------ Provided information ------
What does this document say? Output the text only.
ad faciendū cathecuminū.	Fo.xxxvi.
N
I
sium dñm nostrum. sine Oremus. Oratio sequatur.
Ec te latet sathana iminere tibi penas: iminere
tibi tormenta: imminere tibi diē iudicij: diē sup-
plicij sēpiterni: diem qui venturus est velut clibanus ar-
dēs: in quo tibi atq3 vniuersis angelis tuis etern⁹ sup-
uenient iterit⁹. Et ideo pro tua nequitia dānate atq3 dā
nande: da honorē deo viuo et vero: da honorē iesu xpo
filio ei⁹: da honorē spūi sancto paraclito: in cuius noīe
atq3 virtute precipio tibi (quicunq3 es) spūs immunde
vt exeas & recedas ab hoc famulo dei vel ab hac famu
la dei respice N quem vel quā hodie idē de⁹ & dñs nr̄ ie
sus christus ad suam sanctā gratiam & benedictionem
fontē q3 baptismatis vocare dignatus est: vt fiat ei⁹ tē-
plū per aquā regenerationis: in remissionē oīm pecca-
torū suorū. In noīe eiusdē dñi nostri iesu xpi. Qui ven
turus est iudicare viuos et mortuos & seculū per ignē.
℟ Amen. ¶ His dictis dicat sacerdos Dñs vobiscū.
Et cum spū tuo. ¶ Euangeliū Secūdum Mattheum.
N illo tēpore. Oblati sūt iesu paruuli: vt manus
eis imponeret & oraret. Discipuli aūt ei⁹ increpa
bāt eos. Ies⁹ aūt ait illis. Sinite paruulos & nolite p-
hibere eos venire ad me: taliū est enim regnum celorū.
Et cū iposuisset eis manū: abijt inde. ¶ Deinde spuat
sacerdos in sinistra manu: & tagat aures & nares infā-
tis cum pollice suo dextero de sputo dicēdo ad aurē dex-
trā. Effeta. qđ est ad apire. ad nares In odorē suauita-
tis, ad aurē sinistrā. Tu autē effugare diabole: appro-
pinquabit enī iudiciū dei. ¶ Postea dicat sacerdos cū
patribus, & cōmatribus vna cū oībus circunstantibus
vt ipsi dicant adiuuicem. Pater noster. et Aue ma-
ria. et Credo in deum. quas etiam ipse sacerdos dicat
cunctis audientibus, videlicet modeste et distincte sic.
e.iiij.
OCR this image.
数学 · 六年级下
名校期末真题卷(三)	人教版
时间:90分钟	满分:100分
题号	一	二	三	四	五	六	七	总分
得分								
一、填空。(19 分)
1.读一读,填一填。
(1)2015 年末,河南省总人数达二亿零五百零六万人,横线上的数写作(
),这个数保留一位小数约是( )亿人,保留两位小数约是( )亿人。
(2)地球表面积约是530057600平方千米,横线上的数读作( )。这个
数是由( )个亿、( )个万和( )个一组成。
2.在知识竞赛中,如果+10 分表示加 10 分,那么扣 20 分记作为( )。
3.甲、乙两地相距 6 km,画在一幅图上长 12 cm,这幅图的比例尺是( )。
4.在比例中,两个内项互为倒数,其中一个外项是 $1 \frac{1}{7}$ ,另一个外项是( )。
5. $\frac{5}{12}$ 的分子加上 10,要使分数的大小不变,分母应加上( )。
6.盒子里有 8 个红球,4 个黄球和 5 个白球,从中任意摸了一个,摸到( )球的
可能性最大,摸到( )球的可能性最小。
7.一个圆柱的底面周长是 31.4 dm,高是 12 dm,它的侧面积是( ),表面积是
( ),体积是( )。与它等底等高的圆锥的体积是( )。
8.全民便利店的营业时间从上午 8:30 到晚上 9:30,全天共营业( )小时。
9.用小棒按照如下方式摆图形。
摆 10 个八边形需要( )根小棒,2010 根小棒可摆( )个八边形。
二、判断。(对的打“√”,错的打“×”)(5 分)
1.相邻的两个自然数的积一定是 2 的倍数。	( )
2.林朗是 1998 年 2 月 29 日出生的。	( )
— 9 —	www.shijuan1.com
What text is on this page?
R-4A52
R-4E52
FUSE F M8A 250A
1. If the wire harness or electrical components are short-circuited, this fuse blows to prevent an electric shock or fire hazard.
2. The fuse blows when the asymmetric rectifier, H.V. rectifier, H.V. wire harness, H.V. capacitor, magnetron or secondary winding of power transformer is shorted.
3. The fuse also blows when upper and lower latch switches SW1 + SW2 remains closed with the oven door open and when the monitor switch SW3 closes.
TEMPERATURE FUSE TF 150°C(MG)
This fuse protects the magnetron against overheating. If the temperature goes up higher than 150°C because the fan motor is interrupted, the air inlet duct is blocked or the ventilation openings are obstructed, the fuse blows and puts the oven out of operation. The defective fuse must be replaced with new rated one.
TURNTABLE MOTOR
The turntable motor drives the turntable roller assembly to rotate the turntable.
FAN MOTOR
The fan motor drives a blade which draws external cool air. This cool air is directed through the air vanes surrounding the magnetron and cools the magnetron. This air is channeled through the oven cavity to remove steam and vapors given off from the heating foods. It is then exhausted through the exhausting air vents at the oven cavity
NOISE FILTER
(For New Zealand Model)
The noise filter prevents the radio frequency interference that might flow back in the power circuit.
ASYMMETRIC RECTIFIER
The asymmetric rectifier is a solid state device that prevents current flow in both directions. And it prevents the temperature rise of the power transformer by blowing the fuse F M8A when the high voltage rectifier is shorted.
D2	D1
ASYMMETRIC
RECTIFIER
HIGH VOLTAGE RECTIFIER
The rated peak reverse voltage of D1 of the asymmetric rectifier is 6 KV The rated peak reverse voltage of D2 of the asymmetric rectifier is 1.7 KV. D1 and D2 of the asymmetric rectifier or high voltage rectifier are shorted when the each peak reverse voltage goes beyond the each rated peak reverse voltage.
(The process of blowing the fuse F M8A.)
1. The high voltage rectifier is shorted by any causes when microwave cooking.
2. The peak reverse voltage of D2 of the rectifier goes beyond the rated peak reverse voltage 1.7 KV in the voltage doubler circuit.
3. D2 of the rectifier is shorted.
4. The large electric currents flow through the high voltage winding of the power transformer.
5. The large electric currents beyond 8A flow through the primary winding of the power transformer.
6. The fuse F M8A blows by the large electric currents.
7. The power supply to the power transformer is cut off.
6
------
=== What the exercise asks ===
Pick out, from the lines above, every one that contains the string "frac".

=== In response ===
4.在比例中,两个内项互为倒数,其中一个外项是 $1 \frac{1}{7}$ ,另一个外项是( )。
5. $\frac{5}{12}$ 的分子加上 10,要使分数的大小不变,分母应加上( )。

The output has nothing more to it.